Direction - Could you transcribe every record below exactly as written, leaving out any pictures?
══════════
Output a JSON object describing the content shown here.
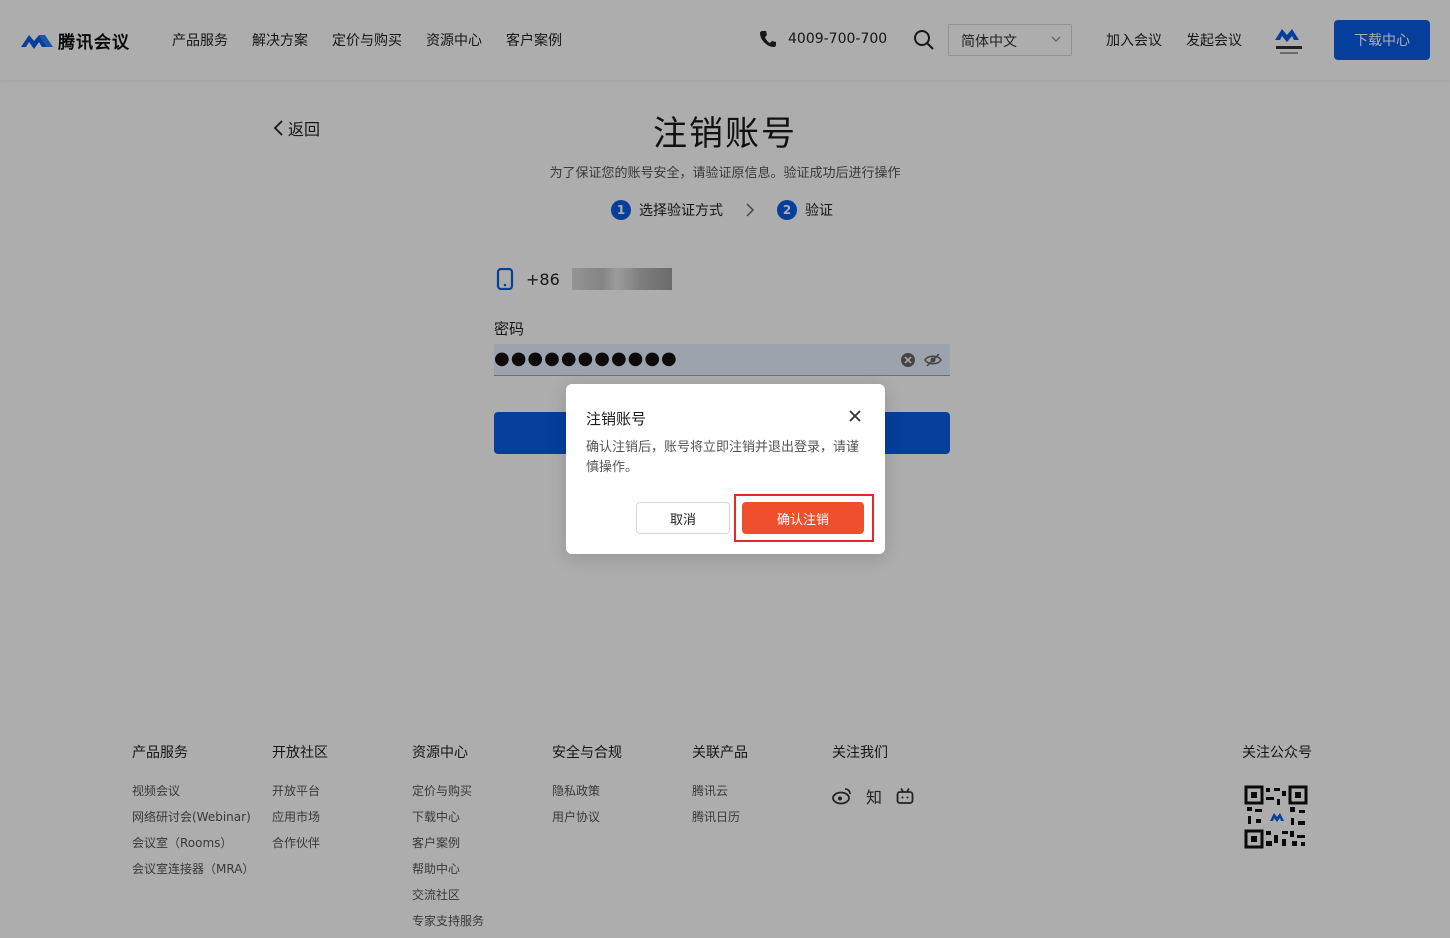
{
  "header": {
    "logo_text": "腾讯会议",
    "nav": [
      "产品服务",
      "解决方案",
      "定价与购买",
      "资源中心",
      "客户案例"
    ],
    "phone": "4009-700-700",
    "language": "简体中文",
    "join_meeting": "加入会议",
    "start_meeting": "发起会议",
    "download": "下载中心",
    "accent_color": "#0a5ce6"
  },
  "page": {
    "back": "返回",
    "title": "注销账号",
    "subtitle": "为了保证您的账号安全，请验证原信息。验证成功后进行操作",
    "steps": [
      {
        "num": "1",
        "label": "选择验证方式"
      },
      {
        "num": "2",
        "label": "验证"
      }
    ]
  },
  "form": {
    "phone_prefix": "+86",
    "password_label": "密码",
    "password_value": "●●●●●●●●●●●"
  },
  "footer": {
    "columns": [
      {
        "title": "产品服务",
        "items": [
          "视频会议",
          "网络研讨会(Webinar)",
          "会议室（Rooms）",
          "会议室连接器（MRA）"
        ]
      },
      {
        "title": "开放社区",
        "items": [
          "开放平台",
          "应用市场",
          "合作伙伴"
        ]
      },
      {
        "title": "资源中心",
        "items": [
          "定价与购买",
          "下载中心",
          "客户案例",
          "帮助中心",
          "交流社区",
          "专家支持服务"
        ]
      },
      {
        "title": "安全与合规",
        "items": [
          "隐私政策",
          "用户协议"
        ]
      },
      {
        "title": "关联产品",
        "items": [
          "腾讯云",
          "腾讯日历"
        ]
      },
      {
        "title": "关注我们",
        "items": []
      }
    ],
    "social_zhihu": "知",
    "follow_official": "关注公众号"
  },
  "dialog": {
    "title": "注销账号",
    "body": "确认注销后，账号将立即注销并退出登录，请谨慎操作。",
    "cancel": "取消",
    "confirm": "确认注销",
    "confirm_color": "#f04f2e",
    "highlight_color": "#e8262c"
  }
}
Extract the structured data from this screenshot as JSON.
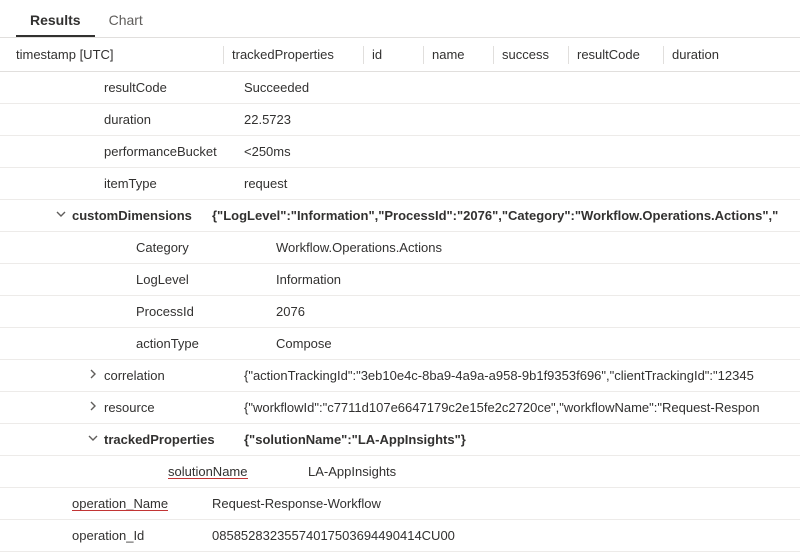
{
  "tabs": {
    "results": "Results",
    "chart": "Chart"
  },
  "headers": {
    "timestamp": "timestamp [UTC]",
    "trackedProperties": "trackedProperties",
    "id": "id",
    "name": "name",
    "success": "success",
    "resultCode": "resultCode",
    "duration": "duration"
  },
  "rows": {
    "resultCode": {
      "k": "resultCode",
      "v": "Succeeded"
    },
    "durationR": {
      "k": "duration",
      "v": "22.5723"
    },
    "perfBucket": {
      "k": "performanceBucket",
      "v": "<250ms"
    },
    "itemType": {
      "k": "itemType",
      "v": "request"
    },
    "customDimensions": {
      "k": "customDimensions",
      "v": "{\"LogLevel\":\"Information\",\"ProcessId\":\"2076\",\"Category\":\"Workflow.Operations.Actions\",\""
    },
    "category": {
      "k": "Category",
      "v": "Workflow.Operations.Actions"
    },
    "logLevel": {
      "k": "LogLevel",
      "v": "Information"
    },
    "processId": {
      "k": "ProcessId",
      "v": "2076"
    },
    "actionType": {
      "k": "actionType",
      "v": "Compose"
    },
    "correlation": {
      "k": "correlation",
      "v": "{\"actionTrackingId\":\"3eb10e4c-8ba9-4a9a-a958-9b1f9353f696\",\"clientTrackingId\":\"12345"
    },
    "resource": {
      "k": "resource",
      "v": "{\"workflowId\":\"c7711d107e6647179c2e15fe2c2720ce\",\"workflowName\":\"Request-Respon"
    },
    "tracked": {
      "k": "trackedProperties",
      "v": "{\"solutionName\":\"LA-AppInsights\"}"
    },
    "solutionName": {
      "k": "solutionName",
      "v": "LA-AppInsights"
    },
    "opName": {
      "k": "operation_Name",
      "v": "Request-Response-Workflow"
    },
    "opId": {
      "k": "operation_Id",
      "v": "08585283235574017503694490414CU00"
    }
  }
}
══════════
Reply to the task -
Output a JSON object describing the content shown here.
{
  "header": {
    "logo_text": "腾讯会议",
    "nav": [
      "产品服务",
      "解决方案",
      "定价与购买",
      "资源中心",
      "客户案例"
    ],
    "phone": "4009-700-700",
    "language": "简体中文",
    "join_meeting": "加入会议",
    "start_meeting": "发起会议",
    "download": "下载中心",
    "accent_color": "#0a5ce6"
  },
  "page": {
    "back": "返回",
    "title": "注销账号",
    "subtitle": "为了保证您的账号安全，请验证原信息。验证成功后进行操作",
    "steps": [
      {
        "num": "1",
        "label": "选择验证方式"
      },
      {
        "num": "2",
        "label": "验证"
      }
    ]
  },
  "form": {
    "phone_prefix": "+86",
    "password_label": "密码",
    "password_value": "●●●●●●●●●●●"
  },
  "footer": {
    "columns": [
      {
        "title": "产品服务",
        "items": [
          "视频会议",
          "网络研讨会(Webinar)",
          "会议室（Rooms）",
          "会议室连接器（MRA）"
        ]
      },
      {
        "title": "开放社区",
        "items": [
          "开放平台",
          "应用市场",
          "合作伙伴"
        ]
      },
      {
        "title": "资源中心",
        "items": [
          "定价与购买",
          "下载中心",
          "客户案例",
          "帮助中心",
          "交流社区",
          "专家支持服务"
        ]
      },
      {
        "title": "安全与合规",
        "items": [
          "隐私政策",
          "用户协议"
        ]
      },
      {
        "title": "关联产品",
        "items": [
          "腾讯云",
          "腾讯日历"
        ]
      },
      {
        "title": "关注我们",
        "items": []
      }
    ],
    "social_zhihu": "知",
    "follow_official": "关注公众号"
  },
  "dialog": {
    "title": "注销账号",
    "body": "确认注销后，账号将立即注销并退出登录，请谨慎操作。",
    "cancel": "取消",
    "confirm": "确认注销",
    "confirm_color": "#f04f2e",
    "highlight_color": "#e8262c"
  }
}
Extract the structured data from this screenshot as JSON.
{
  "tabs": {
    "results": "Results",
    "chart": "Chart"
  },
  "headers": {
    "timestamp": "timestamp [UTC]",
    "trackedProperties": "trackedProperties",
    "id": "id",
    "name": "name",
    "success": "success",
    "resultCode": "resultCode",
    "duration": "duration"
  },
  "rows": {
    "resultCode": {
      "k": "resultCode",
      "v": "Succeeded"
    },
    "durationR": {
      "k": "duration",
      "v": "22.5723"
    },
    "perfBucket": {
      "k": "performanceBucket",
      "v": "<250ms"
    },
    "itemType": {
      "k": "itemType",
      "v": "request"
    },
    "customDimensions": {
      "k": "customDimensions",
      "v": "{\"LogLevel\":\"Information\",\"ProcessId\":\"2076\",\"Category\":\"Workflow.Operations.Actions\",\""
    },
    "category": {
      "k": "Category",
      "v": "Workflow.Operations.Actions"
    },
    "logLevel": {
      "k": "LogLevel",
      "v": "Information"
    },
    "processId": {
      "k": "ProcessId",
      "v": "2076"
    },
    "actionType": {
      "k": "actionType",
      "v": "Compose"
    },
    "correlation": {
      "k": "correlation",
      "v": "{\"actionTrackingId\":\"3eb10e4c-8ba9-4a9a-a958-9b1f9353f696\",\"clientTrackingId\":\"12345"
    },
    "resource": {
      "k": "resource",
      "v": "{\"workflowId\":\"c7711d107e6647179c2e15fe2c2720ce\",\"workflowName\":\"Request-Respon"
    },
    "tracked": {
      "k": "trackedProperties",
      "v": "{\"solutionName\":\"LA-AppInsights\"}"
    },
    "solutionName": {
      "k": "solutionName",
      "v": "LA-AppInsights"
    },
    "opName": {
      "k": "operation_Name",
      "v": "Request-Response-Workflow"
    },
    "opId": {
      "k": "operation_Id",
      "v": "08585283235574017503694490414CU00"
    }
  }
}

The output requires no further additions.